» **SOURCE EXTRACT**
Mussolini's bold claims upon the monuments and rhetoric of ancient Rome have been the subject of a number of recent books. D. Medina Lasansky shows us a much less familiar side of the cultural politics of Italian Fascism, tracing its wide-ranging efforts to adapt the nation's medieval and Renaissance heritage to satisfy the regime's programs of national regeneration. Anyone acquainted with the beauties of Tuscany will be surprised to learn that architects, planners, and administrators working within Fascist programs fabricated much of what today's tourists admire as authentic. Public squares, town halls, palaces, gardens, and civic rituals (including the famed Palio of Siena) were all "restored" to suit a vision of the past shaped by Fascist notions of virile power, social order, and national achievement in the arts. Ultimately, Lasansky forces readers to question long-standing assumptions about the Renaissance even as she expands the parameters of what constitutes Fascist culture.

» **SET PROBLEM 1**
According to the book description, which civic ritual is named as an example of what was "restored" under Fascist programs?
The book description and the stored records have no connection to each other.

[Stored records]
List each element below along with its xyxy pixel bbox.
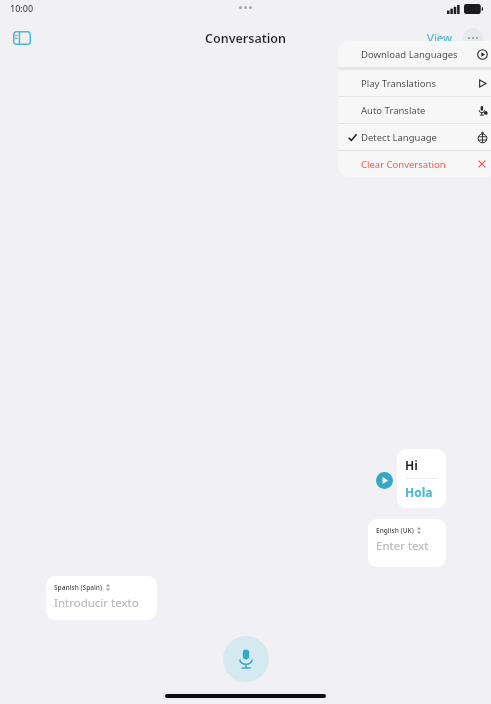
button[interactable]: Clear Conversation: [338, 151, 491, 177]
staticText: Play Translations: [361, 77, 436, 90]
staticText: Enter text: [376, 538, 429, 554]
staticText: 10:00: [10, 2, 34, 14]
staticText: Detect Language: [361, 131, 437, 144]
staticText: Hola: [405, 484, 433, 500]
staticText: Spanish (Spain): [54, 583, 103, 592]
staticText: Introducir texto: [54, 595, 139, 611]
staticText: Clear Conversation: [361, 158, 446, 171]
staticText: View: [427, 30, 453, 46]
button[interactable]: Auto Translate: [338, 97, 491, 123]
button[interactable]: English (UK): [368, 519, 446, 567]
button[interactable]: Play Translations: [338, 70, 491, 96]
staticText: Download Languages: [361, 48, 458, 61]
staticText: English (UK): [376, 526, 414, 535]
button[interactable]: Record speech: [223, 636, 269, 682]
button[interactable]: Detect Language: [338, 124, 491, 150]
button[interactable]: Hi: [397, 449, 446, 508]
button[interactable]: More options: [463, 28, 483, 48]
staticText: Conversation: [205, 30, 287, 47]
button[interactable]: Play translation: [376, 472, 393, 489]
staticText: Auto Translate: [361, 104, 426, 117]
button[interactable]: Spanish (Spain): [46, 576, 157, 620]
button[interactable]: View: [423, 26, 457, 50]
staticText: Hi: [405, 457, 418, 473]
button[interactable]: Download Languages: [338, 41, 491, 67]
button[interactable]: Toggle sidebar: [8, 24, 36, 52]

» **SET PROBLEM 2**
From the stored records, reproduce the lines running from the line with "button[interactable]: Clear Conversation: [338, 151, 491, 177]" to the line with "staticText: Detect Language: [361, 131, 437, 144]", including both.

» **ANSWER 1**
The famed Palio of Siena.

» **ANSWER 2**
button[interactable]: Clear Conversation: [338, 151, 491, 177]
staticText: Play Translations: [361, 77, 436, 90]
staticText: Enter text: [376, 538, 429, 554]
staticText: 10:00: [10, 2, 34, 14]
staticText: Detect Language: [361, 131, 437, 144]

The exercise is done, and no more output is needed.